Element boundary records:
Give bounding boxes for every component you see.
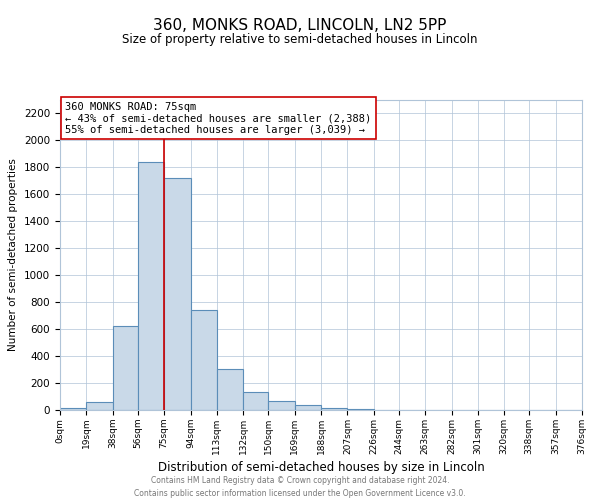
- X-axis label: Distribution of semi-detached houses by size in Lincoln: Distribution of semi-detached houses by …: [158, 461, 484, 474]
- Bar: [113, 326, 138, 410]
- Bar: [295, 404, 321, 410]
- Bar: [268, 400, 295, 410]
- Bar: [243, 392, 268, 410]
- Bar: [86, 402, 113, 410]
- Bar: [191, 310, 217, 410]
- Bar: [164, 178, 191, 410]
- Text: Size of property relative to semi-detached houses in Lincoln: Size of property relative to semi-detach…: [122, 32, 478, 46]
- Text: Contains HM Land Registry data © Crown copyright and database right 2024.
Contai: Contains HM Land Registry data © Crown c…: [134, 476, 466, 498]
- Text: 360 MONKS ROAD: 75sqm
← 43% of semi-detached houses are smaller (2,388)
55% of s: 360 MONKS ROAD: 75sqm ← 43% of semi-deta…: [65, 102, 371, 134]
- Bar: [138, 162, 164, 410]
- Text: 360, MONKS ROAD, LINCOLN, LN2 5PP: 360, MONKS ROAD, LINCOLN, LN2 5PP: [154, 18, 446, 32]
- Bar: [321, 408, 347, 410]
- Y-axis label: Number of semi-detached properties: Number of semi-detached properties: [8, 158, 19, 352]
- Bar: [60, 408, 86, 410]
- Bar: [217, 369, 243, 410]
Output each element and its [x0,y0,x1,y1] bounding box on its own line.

[WORK TO COMPLETE] Turn every line of the listing above into a JSON list of strings, one string per line. Skip blank lines and leave out the pictures.

[SOLUTION TO THE EXERCISE]
[
  "Give bounding boxes for every component you see.",
  "- X-axis label: Distribution of semi-detached houses by size in Lincoln: Distribution of semi-detached houses by …: [158, 461, 484, 474]",
  "- Bar: [113, 326, 138, 410]",
  "- Bar: [295, 404, 321, 410]",
  "- Bar: [268, 400, 295, 410]",
  "- Bar: [243, 392, 268, 410]",
  "- Bar: [86, 402, 113, 410]",
  "- Bar: [191, 310, 217, 410]",
  "- Bar: [164, 178, 191, 410]",
  "- Text: Size of property relative to semi-detached houses in Lincoln: Size of property relative to semi-detach…: [122, 32, 478, 46]",
  "- Text: Contains HM Land Registry data © Crown copyright and database right 2024.",
  "Contai: Contains HM Land Registry data © Crown c…: [134, 476, 466, 498]",
  "- Text: 360 MONKS ROAD: 75sqm",
  "← 43% of semi-detached houses are smaller (2,388)",
  "55% of s: 360 MONKS ROAD: 75sqm ← 43% of semi-deta…: [65, 102, 371, 134]",
  "- Bar: [138, 162, 164, 410]",
  "- Text: 360, MONKS ROAD, LINCOLN, LN2 5PP: 360, MONKS ROAD, LINCOLN, LN2 5PP: [154, 18, 446, 32]",
  "- Bar: [321, 408, 347, 410]",
  "- Y-axis label: Number of semi-detached properties: Number of semi-detached properties: [8, 158, 19, 352]",
  "- Bar: [60, 408, 86, 410]",
  "- Bar: [217, 369, 243, 410]",
  "Output each element and its [x0,y0,x1,y1] bounding box on its own line."
]